■ REQUIRED TASK
Count how many lines include "label" and answer with that number only.

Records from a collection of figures
☆ ☆ ☆ ☆ ☆ ☆ ☆

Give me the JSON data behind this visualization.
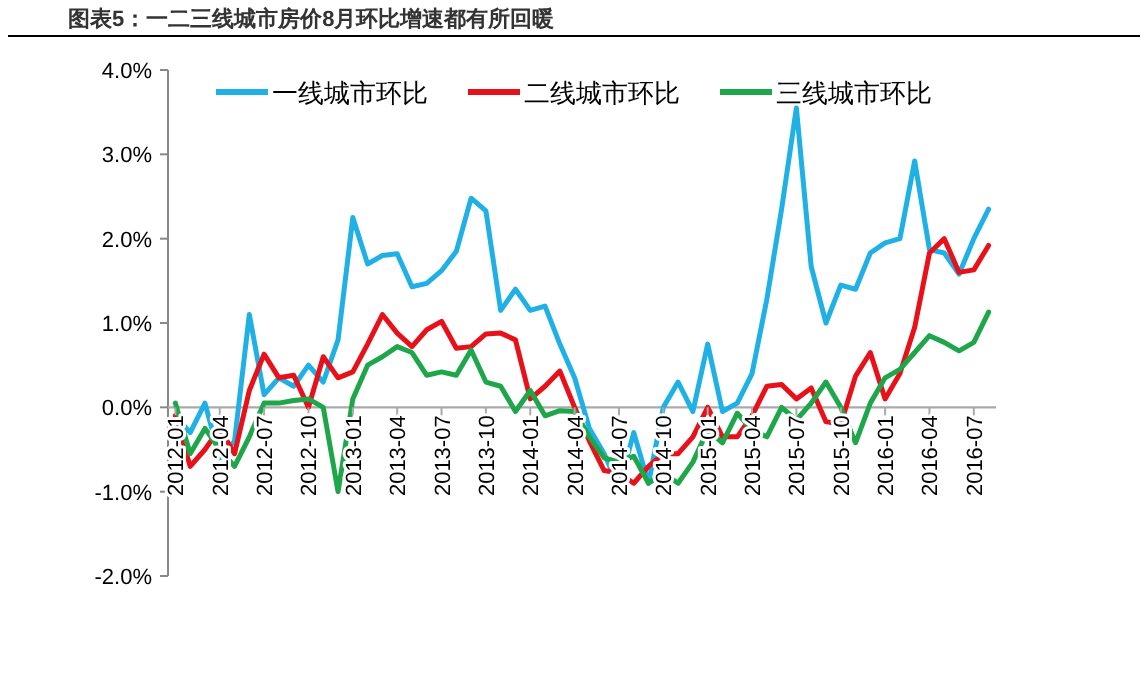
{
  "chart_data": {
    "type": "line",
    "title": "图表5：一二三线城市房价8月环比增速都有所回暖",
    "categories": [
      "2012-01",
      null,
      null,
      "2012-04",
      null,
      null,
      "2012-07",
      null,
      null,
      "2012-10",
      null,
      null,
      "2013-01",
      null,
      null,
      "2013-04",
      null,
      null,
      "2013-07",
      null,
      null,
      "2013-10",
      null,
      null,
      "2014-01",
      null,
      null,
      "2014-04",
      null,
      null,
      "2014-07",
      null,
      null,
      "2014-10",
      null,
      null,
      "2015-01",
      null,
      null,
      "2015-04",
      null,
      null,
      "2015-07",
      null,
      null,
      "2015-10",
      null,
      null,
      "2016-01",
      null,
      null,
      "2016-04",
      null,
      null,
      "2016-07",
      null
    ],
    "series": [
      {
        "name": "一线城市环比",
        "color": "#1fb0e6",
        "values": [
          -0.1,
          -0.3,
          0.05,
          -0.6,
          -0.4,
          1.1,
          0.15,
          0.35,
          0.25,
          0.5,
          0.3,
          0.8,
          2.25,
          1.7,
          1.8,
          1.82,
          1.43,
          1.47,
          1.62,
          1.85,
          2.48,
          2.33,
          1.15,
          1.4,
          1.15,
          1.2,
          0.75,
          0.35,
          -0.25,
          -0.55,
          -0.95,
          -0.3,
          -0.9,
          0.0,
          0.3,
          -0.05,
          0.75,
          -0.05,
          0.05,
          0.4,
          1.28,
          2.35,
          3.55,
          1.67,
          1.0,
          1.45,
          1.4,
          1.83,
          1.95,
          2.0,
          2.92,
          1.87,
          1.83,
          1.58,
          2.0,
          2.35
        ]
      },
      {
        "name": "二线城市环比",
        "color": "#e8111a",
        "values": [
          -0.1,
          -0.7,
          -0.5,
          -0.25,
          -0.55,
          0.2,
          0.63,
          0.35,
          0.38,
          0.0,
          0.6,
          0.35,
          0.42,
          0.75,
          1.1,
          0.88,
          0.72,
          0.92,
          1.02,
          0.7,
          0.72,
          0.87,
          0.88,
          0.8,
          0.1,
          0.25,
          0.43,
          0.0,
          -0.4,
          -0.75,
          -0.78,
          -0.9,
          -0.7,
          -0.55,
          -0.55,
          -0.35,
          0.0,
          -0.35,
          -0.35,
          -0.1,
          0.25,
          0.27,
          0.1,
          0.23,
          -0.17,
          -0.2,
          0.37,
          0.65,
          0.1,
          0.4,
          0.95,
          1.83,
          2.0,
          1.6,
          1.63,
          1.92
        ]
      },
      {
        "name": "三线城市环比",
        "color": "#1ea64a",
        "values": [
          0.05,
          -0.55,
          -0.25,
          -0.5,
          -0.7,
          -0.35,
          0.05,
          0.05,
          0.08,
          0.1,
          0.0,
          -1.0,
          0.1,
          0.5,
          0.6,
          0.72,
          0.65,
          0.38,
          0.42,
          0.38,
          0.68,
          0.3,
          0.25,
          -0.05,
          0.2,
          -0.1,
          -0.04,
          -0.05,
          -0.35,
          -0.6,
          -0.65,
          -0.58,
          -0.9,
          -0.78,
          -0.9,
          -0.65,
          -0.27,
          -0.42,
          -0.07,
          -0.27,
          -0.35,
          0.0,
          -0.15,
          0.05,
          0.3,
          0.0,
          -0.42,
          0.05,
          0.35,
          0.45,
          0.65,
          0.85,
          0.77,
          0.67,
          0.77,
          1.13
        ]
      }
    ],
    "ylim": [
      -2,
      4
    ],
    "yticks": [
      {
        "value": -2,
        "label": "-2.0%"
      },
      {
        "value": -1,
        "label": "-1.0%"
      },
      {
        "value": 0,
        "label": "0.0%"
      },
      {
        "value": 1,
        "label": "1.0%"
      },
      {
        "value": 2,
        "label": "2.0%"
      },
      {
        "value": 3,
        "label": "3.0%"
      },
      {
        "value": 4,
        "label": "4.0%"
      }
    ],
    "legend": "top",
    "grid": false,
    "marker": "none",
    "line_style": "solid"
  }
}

☆ ☆ ☆ ☆ ☆ ☆ ☆

■ RESPONSE FOR THIS EXERCISE
7